- _Requirements_: Reproduce the material word for word, from its first line up to and including the line containing "The wheels 17 is at (480, 387).".

- _Records provided_:
....
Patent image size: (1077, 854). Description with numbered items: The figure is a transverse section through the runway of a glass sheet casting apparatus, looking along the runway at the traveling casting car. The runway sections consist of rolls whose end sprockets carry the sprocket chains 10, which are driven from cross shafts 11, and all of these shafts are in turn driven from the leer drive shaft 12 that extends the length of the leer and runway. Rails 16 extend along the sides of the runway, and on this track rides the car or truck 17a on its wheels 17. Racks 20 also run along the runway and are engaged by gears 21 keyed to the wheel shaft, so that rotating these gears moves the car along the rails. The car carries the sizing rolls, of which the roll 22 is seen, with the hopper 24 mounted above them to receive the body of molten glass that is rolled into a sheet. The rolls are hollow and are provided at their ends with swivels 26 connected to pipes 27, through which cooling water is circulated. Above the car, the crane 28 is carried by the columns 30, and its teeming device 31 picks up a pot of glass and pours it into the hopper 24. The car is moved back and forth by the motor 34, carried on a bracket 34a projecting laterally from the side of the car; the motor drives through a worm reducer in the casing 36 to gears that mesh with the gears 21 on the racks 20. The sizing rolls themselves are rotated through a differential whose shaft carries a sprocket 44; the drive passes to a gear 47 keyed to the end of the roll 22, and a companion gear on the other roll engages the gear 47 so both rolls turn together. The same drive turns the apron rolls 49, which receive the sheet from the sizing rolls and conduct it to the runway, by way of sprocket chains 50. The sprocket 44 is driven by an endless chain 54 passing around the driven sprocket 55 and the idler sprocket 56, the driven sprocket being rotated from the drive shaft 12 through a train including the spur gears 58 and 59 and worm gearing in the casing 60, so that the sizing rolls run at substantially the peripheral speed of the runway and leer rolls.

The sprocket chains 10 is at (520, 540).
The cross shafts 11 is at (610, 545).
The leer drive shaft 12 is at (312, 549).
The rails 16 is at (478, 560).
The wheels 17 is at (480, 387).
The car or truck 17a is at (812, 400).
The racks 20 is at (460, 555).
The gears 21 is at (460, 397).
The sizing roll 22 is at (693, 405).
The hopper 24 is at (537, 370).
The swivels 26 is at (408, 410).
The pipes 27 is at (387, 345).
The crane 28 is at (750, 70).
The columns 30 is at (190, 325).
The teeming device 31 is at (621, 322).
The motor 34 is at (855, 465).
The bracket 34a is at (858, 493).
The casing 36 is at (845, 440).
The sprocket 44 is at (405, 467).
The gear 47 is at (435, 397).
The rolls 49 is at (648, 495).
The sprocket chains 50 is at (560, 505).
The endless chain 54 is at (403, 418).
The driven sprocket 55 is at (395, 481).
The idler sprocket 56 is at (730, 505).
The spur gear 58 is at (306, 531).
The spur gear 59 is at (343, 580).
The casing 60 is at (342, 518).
....
- _The reply_:
Patent image size: (1077, 854). Description with numbered items: The figure is a transverse section through the runway of a glass sheet casting apparatus, looking along the runway at the traveling casting car. The runway sections consist of rolls whose end sprockets carry the sprocket chains 10, which are driven from cross shafts 11, and all of these shafts are in turn driven from the leer drive shaft 12 that extends the length of the leer and runway. Rails 16 extend along the sides of the runway, and on this track rides the car or truck 17a on its wheels 17. Racks 20 also run along the runway and are engaged by gears 21 keyed to the wheel shaft, so that rotating these gears moves the car along the rails. The car carries the sizing rolls, of which the roll 22 is seen, with the hopper 24 mounted above them to receive the body of molten glass that is rolled into a sheet. The rolls are hollow and are provided at their ends with swivels 26 connected to pipes 27, through which cooling water is circulated. Above the car, the crane 28 is carried by the columns 30, and its teeming device 31 picks up a pot of glass and pours it into the hopper 24. The car is moved back and forth by the motor 34, carried on a bracket 34a projecting laterally from the side of the car; the motor drives through a worm reducer in the casing 36 to gears that mesh with the gears 21 on the racks 20. The sizing rolls themselves are rotated through a differential whose shaft carries a sprocket 44; the drive passes to a gear 47 keyed to the end of the roll 22, and a companion gear on the other roll engages the gear 47 so both rolls turn together. The same drive turns the apron rolls 49, which receive the sheet from the sizing rolls and conduct it to the runway, by way of sprocket chains 50. The sprocket 44 is driven by an endless chain 54 passing around the driven sprocket 55 and the idler sprocket 56, the driven sprocket being rotated from the drive shaft 12 through a train including the spur gears 58 and 59 and worm gearing in the casing 60, so that the sizing rolls run at substantially the peripheral speed of the runway and leer rolls.

The sprocket chains 10 is at (520, 540).
The cross shafts 11 is at (610, 545).
The leer drive shaft 12 is at (312, 549).
The rails 16 is at (478, 560).
The wheels 17 is at (480, 387).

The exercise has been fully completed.